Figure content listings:

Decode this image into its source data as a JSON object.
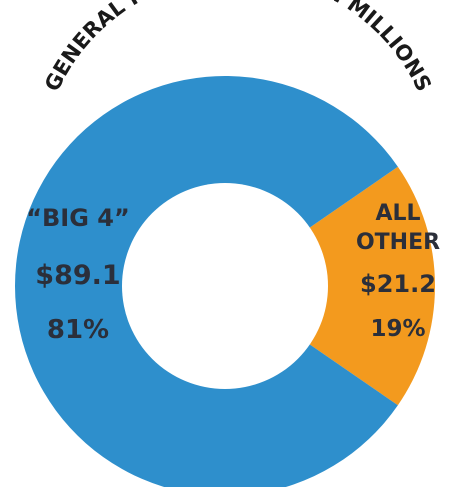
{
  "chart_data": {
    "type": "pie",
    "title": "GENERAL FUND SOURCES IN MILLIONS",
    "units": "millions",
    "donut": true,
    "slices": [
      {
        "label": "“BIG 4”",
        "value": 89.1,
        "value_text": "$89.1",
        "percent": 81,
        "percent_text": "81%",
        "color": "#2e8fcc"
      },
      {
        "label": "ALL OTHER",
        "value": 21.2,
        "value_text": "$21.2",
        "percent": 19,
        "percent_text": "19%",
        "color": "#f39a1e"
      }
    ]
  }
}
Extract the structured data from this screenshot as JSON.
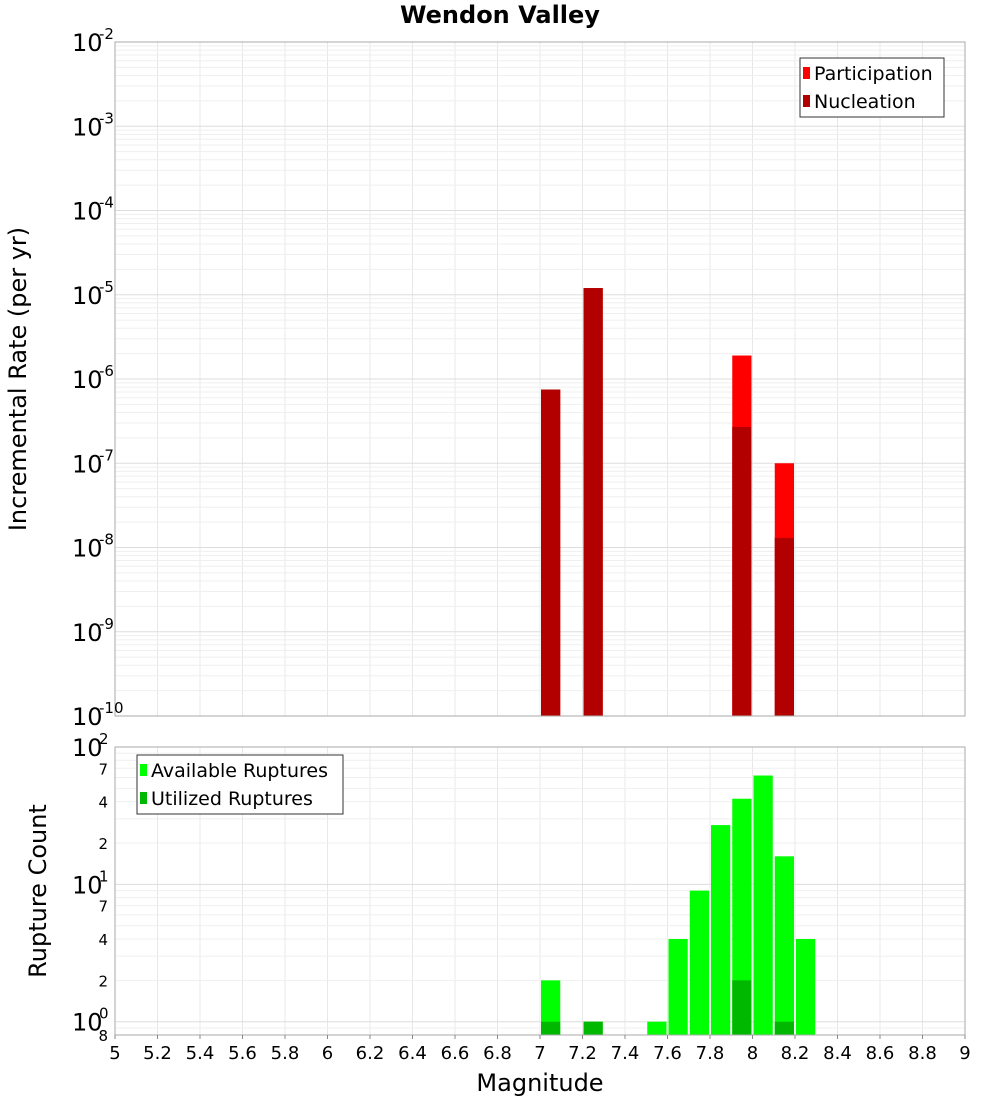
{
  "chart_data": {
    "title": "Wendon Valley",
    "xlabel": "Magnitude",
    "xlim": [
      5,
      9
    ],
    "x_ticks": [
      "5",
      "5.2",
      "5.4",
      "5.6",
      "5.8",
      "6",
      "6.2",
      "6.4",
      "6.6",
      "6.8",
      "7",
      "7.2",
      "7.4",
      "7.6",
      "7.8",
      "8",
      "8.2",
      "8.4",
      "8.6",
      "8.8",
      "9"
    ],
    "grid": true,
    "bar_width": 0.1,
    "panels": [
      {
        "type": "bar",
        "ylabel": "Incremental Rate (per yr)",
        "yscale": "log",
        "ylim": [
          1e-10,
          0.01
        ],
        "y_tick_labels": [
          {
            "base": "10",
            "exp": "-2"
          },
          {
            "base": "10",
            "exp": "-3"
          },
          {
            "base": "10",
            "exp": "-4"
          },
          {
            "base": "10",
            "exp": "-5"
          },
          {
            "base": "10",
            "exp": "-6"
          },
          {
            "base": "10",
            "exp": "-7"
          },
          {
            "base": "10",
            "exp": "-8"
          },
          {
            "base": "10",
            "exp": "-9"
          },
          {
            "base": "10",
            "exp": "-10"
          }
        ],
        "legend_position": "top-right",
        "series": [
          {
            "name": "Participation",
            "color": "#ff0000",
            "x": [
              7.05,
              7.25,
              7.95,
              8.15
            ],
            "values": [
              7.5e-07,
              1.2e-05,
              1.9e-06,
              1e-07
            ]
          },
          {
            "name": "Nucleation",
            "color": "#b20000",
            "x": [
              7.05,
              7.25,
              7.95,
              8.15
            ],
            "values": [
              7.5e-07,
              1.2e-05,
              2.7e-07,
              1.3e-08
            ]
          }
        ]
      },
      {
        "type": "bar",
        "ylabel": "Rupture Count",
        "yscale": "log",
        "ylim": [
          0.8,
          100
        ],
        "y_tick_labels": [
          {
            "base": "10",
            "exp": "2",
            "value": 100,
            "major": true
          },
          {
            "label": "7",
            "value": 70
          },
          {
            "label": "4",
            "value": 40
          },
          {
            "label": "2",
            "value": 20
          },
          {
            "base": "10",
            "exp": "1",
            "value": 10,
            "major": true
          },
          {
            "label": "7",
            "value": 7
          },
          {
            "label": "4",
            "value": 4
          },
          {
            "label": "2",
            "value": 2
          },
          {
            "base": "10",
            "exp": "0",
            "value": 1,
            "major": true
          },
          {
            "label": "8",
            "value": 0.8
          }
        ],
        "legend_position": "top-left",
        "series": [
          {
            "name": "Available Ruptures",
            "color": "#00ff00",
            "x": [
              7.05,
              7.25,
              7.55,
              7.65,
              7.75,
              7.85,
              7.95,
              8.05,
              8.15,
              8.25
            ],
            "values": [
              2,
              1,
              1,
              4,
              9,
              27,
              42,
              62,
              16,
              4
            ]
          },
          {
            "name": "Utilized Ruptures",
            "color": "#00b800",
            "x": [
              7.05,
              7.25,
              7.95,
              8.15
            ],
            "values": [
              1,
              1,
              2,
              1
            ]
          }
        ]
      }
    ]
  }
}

WHAT YOU NEED TO DO.
State the number of lines in these entries that include the string "JSON". Provide nothing beyond that number.

RESULT FOR THIS TASK.
2